- _Directions_
From the entries that follow, list every line in which the string "text" appears.

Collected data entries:
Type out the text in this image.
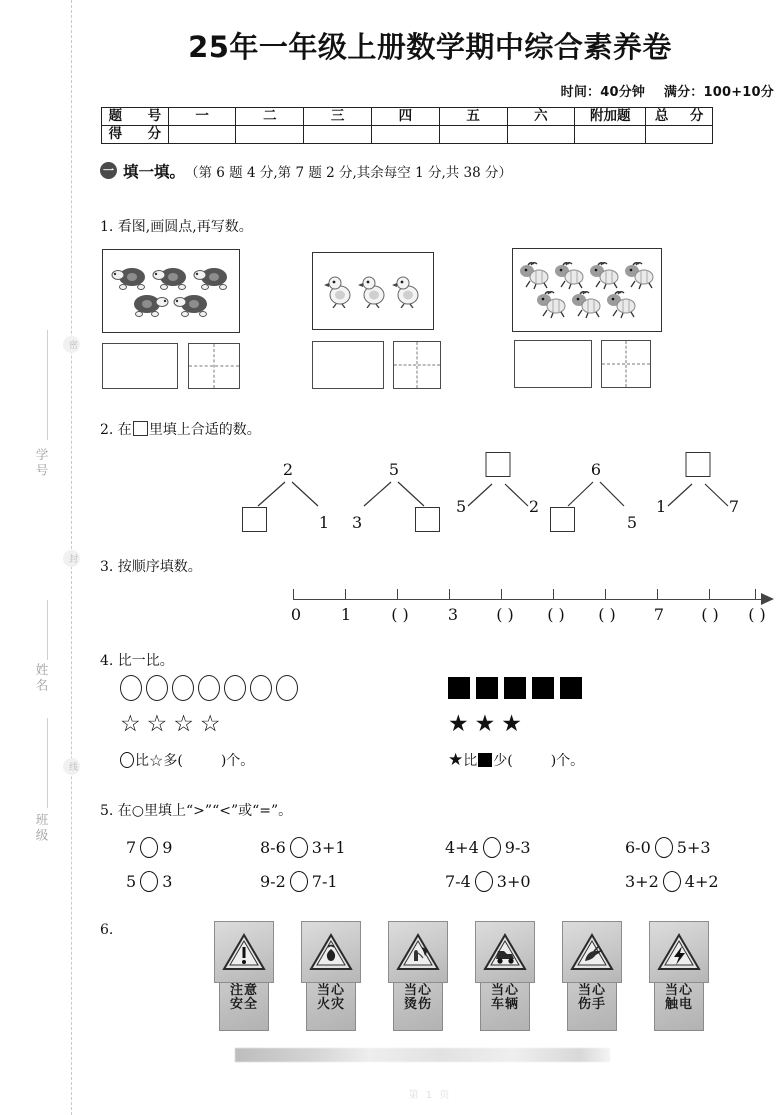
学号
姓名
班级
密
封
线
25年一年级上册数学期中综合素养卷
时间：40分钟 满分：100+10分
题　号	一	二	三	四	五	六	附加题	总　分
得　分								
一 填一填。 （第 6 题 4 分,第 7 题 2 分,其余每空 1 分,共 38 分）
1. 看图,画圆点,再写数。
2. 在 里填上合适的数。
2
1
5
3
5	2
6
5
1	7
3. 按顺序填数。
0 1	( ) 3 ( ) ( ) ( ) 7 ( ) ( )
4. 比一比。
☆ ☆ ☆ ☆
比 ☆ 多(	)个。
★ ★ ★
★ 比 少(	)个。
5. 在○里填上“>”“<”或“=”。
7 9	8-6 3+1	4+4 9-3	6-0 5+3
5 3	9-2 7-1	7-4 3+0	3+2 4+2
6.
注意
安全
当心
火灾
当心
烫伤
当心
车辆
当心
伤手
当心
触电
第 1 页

--

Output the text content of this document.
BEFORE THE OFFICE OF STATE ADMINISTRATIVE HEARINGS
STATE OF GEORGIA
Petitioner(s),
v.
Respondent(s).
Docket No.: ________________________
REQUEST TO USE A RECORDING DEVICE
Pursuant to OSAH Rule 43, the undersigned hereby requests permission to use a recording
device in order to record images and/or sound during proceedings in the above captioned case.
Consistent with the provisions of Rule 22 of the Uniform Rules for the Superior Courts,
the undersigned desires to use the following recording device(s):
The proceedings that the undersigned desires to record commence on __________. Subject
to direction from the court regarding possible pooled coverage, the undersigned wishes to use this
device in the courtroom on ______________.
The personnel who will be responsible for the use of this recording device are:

--

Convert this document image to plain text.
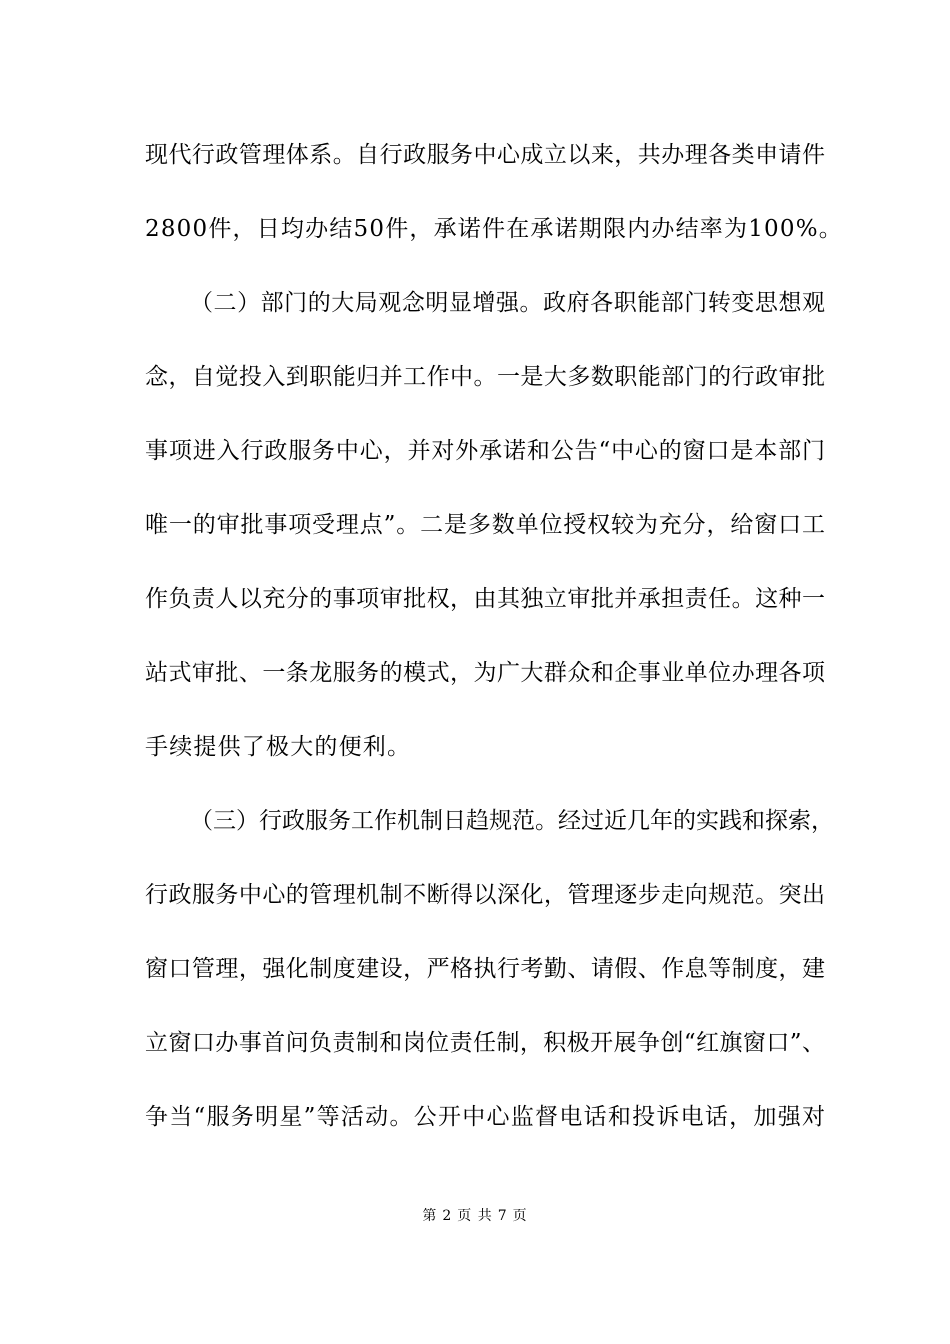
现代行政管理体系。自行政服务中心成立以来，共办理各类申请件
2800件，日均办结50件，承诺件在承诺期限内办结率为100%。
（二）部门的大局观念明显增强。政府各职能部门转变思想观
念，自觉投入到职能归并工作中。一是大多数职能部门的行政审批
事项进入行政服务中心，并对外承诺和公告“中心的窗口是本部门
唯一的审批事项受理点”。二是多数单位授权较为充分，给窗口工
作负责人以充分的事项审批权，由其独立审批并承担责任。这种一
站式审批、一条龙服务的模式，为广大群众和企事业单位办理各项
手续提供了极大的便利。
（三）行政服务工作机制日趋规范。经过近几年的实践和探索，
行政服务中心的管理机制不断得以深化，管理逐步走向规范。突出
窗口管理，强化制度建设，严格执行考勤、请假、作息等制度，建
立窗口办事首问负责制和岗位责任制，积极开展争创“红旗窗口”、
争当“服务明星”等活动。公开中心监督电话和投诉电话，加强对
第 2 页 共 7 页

- _The response_
Type out the text in this image.
Output the text content of this document.
Convert this document image to plain text.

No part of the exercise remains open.